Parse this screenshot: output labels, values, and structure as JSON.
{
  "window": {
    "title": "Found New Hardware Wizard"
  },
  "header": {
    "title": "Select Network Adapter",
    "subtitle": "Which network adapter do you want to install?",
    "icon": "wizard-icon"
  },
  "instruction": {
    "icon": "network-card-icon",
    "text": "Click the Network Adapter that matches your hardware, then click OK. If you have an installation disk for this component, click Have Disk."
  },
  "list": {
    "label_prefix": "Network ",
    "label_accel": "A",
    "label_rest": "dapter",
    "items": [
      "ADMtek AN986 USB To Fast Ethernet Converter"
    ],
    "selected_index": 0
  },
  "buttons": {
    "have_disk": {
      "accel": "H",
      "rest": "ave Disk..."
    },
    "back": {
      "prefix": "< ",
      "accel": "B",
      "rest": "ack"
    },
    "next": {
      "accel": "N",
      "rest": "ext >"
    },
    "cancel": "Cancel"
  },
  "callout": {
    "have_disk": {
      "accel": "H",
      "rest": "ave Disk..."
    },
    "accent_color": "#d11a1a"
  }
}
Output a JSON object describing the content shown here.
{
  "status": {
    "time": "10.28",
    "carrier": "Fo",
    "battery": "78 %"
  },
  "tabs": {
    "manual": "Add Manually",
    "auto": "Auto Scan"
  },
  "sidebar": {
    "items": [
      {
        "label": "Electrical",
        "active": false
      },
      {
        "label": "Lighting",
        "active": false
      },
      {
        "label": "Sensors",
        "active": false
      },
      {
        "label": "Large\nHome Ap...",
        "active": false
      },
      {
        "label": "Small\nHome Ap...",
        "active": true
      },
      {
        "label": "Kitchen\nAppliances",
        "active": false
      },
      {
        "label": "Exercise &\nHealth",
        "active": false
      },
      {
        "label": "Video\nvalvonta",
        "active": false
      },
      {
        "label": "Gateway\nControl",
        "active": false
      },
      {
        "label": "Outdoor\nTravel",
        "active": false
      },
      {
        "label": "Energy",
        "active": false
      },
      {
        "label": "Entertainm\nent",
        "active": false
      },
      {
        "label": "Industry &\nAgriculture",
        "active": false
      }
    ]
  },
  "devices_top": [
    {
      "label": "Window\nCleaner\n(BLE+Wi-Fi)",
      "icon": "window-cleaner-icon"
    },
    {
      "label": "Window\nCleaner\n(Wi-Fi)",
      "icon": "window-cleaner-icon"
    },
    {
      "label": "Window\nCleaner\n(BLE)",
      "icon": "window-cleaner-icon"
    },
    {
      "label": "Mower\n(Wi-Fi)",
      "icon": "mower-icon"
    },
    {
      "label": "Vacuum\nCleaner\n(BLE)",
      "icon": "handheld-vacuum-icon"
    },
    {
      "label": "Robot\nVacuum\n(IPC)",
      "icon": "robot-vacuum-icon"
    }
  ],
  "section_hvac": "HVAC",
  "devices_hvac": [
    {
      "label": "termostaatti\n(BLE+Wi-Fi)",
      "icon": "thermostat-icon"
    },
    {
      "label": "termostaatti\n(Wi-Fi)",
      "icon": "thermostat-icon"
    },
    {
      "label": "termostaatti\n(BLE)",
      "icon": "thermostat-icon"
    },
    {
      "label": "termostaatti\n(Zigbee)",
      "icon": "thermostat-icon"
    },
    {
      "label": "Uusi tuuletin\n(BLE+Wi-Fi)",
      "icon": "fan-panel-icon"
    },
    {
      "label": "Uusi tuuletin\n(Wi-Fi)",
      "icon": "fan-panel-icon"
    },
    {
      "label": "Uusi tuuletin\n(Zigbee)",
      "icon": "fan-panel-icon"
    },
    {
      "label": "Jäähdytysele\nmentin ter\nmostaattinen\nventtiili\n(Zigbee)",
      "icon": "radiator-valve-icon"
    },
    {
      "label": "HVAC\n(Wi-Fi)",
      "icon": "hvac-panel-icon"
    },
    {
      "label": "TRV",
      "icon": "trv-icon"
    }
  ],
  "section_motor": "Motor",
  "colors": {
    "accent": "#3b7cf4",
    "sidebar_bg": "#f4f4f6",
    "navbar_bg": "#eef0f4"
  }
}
==
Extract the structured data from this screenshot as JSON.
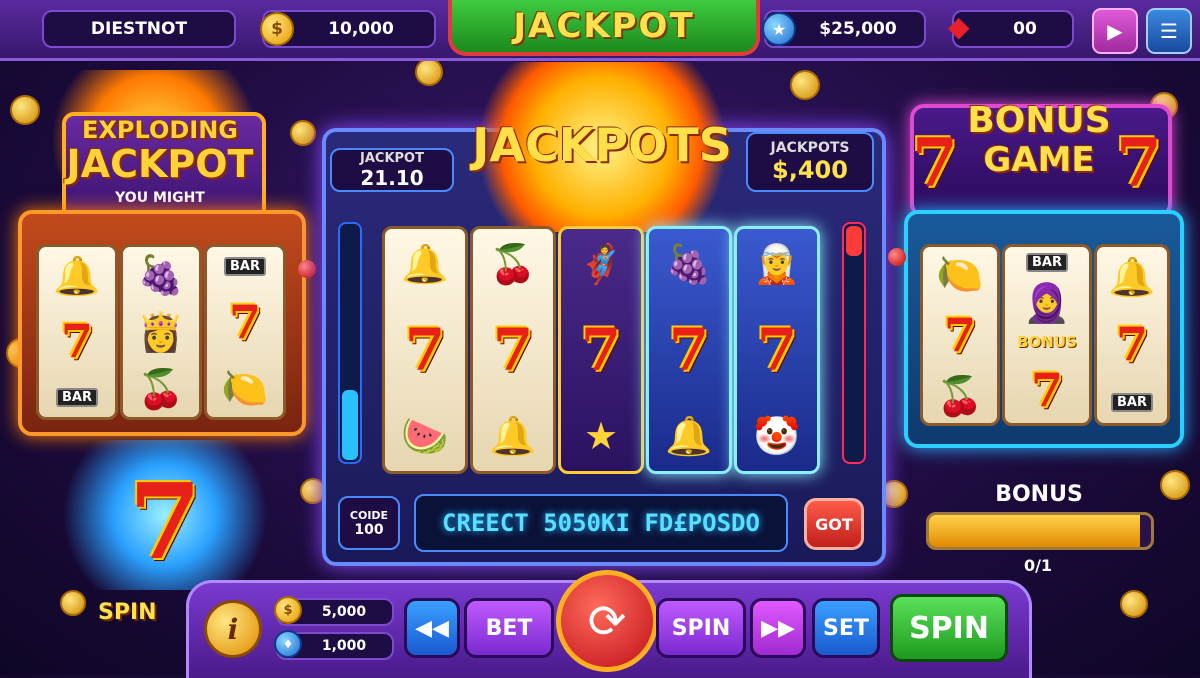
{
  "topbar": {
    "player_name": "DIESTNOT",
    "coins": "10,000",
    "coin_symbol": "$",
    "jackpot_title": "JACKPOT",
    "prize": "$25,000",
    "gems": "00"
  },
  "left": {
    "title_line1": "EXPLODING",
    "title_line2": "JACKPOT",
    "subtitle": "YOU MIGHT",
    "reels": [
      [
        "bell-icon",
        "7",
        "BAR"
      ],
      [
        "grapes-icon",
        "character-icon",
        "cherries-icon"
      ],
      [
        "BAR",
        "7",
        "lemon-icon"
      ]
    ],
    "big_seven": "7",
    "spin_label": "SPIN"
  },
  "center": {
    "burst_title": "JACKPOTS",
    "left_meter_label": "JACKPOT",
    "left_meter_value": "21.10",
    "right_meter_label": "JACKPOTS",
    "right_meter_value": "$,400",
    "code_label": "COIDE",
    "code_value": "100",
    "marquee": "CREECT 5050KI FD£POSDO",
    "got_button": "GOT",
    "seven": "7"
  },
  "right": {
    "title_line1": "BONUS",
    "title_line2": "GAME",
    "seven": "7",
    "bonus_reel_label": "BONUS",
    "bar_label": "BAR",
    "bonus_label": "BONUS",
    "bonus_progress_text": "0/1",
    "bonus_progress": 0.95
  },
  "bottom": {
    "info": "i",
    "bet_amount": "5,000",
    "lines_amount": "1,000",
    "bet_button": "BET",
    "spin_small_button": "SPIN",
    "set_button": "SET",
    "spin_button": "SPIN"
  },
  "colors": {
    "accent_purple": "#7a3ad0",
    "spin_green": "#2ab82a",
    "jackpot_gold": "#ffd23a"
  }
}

[Exercise prompt] Provide the number of lines in these entries that hold the word "Uusi", without any accompanying text.

[Exercise answer] 3